** start Entries **
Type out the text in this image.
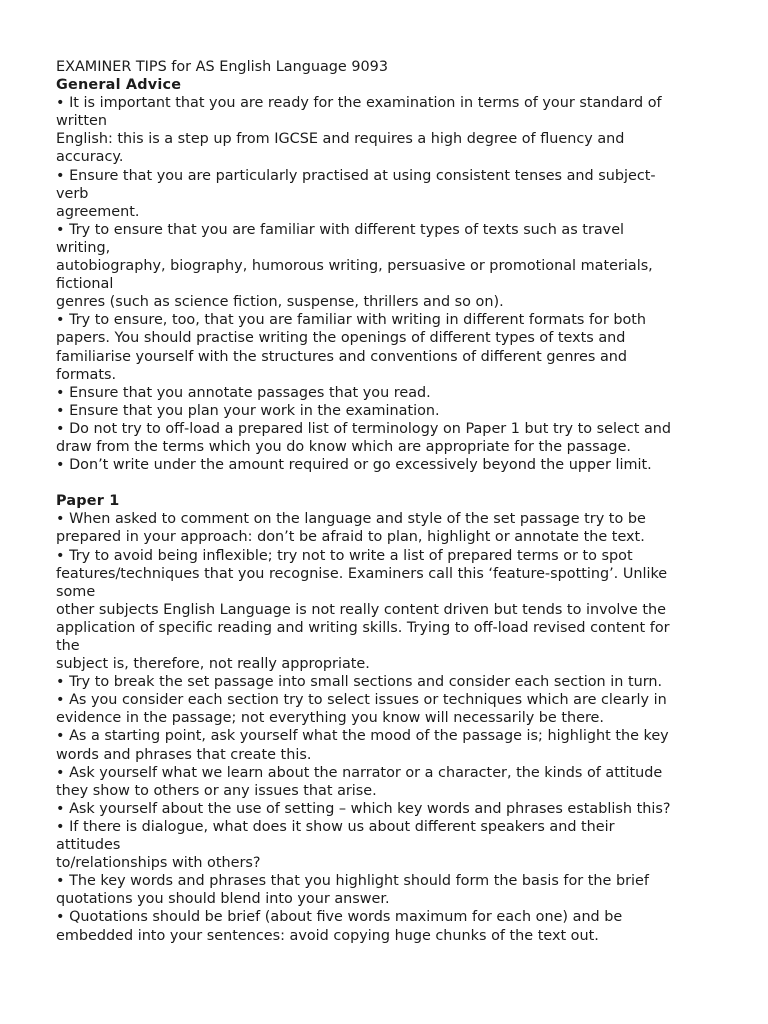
EXAMINER TIPS for AS English Language 9093
General Advice
• It is important that you are ready for the examination in terms of your standard of
written
English: this is a step up from IGCSE and requires a high degree of fluency and
accuracy.
• Ensure that you are particularly practised at using consistent tenses and subject-
verb
agreement.
• Try to ensure that you are familiar with different types of texts such as travel
writing,
autobiography, biography, humorous writing, persuasive or promotional materials,
fictional
genres (such as science fiction, suspense, thrillers and so on).
• Try to ensure, too, that you are familiar with writing in different formats for both
papers. You should practise writing the openings of different types of texts and
familiarise yourself with the structures and conventions of different genres and
formats.
• Ensure that you annotate passages that you read.
• Ensure that you plan your work in the examination.
• Do not try to off-load a prepared list of terminology on Paper 1 but try to select and
draw from the terms which you do know which are appropriate for the passage.
• Don’t write under the amount required or go excessively beyond the upper limit.
Paper 1
• When asked to comment on the language and style of the set passage try to be
prepared in your approach: don’t be afraid to plan, highlight or annotate the text.
• Try to avoid being inflexible; try not to write a list of prepared terms or to spot
features/techniques that you recognise. Examiners call this ‘feature-spotting’. Unlike
some
other subjects English Language is not really content driven but tends to involve the
application of specific reading and writing skills. Trying to off-load revised content for
the
subject is, therefore, not really appropriate.
• Try to break the set passage into small sections and consider each section in turn.
• As you consider each section try to select issues or techniques which are clearly in
evidence in the passage; not everything you know will necessarily be there.
• As a starting point, ask yourself what the mood of the passage is; highlight the key
words and phrases that create this.
• Ask yourself what we learn about the narrator or a character, the kinds of attitude
they show to others or any issues that arise.
• Ask yourself about the use of setting – which key words and phrases establish this?
• If there is dialogue, what does it show us about different speakers and their
attitudes
to/relationships with others?
• The key words and phrases that you highlight should form the basis for the brief
quotations you should blend into your answer.
• Quotations should be brief (about five words maximum for each one) and be
embedded into your sentences: avoid copying huge chunks of the text out.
** end Entries **
Required task:
Transcribe the complete set of entries verbatim. No pictures belong in the copy.

Completed exercise:
Type out the text in this image.
EXAMINER TIPS for AS English Language 9093
General Advice
• It is important that you are ready for the examination in terms of your standard of
written
English: this is a step up from IGCSE and requires a high degree of fluency and
accuracy.
• Ensure that you are particularly practised at using consistent tenses and subject-
verb
agreement.
• Try to ensure that you are familiar with different types of texts such as travel
writing,
autobiography, biography, humorous writing, persuasive or promotional materials,
fictional
genres (such as science fiction, suspense, thrillers and so on).
• Try to ensure, too, that you are familiar with writing in different formats for both
papers. You should practise writing the openings of different types of texts and
familiarise yourself with the structures and conventions of different genres and
formats.
• Ensure that you annotate passages that you read.
• Ensure that you plan your work in the examination.
• Do not try to off-load a prepared list of terminology on Paper 1 but try to select and
draw from the terms which you do know which are appropriate for the passage.
• Don’t write under the amount required or go excessively beyond the upper limit.
Paper 1
• When asked to comment on the language and style of the set passage try to be
prepared in your approach: don’t be afraid to plan, highlight or annotate the text.
• Try to avoid being inflexible; try not to write a list of prepared terms or to spot
features/techniques that you recognise. Examiners call this ‘feature-spotting’. Unlike
some
other subjects English Language is not really content driven but tends to involve the
application of specific reading and writing skills. Trying to off-load revised content for
the
subject is, therefore, not really appropriate.
• Try to break the set passage into small sections and consider each section in turn.
• As you consider each section try to select issues or techniques which are clearly in
evidence in the passage; not everything you know will necessarily be there.
• As a starting point, ask yourself what the mood of the passage is; highlight the key
words and phrases that create this.
• Ask yourself what we learn about the narrator or a character, the kinds of attitude
they show to others or any issues that arise.
• Ask yourself about the use of setting – which key words and phrases establish this?
• If there is dialogue, what does it show us about different speakers and their
attitudes
to/relationships with others?
• The key words and phrases that you highlight should form the basis for the brief
quotations you should blend into your answer.
• Quotations should be brief (about five words maximum for each one) and be
embedded into your sentences: avoid copying huge chunks of the text out.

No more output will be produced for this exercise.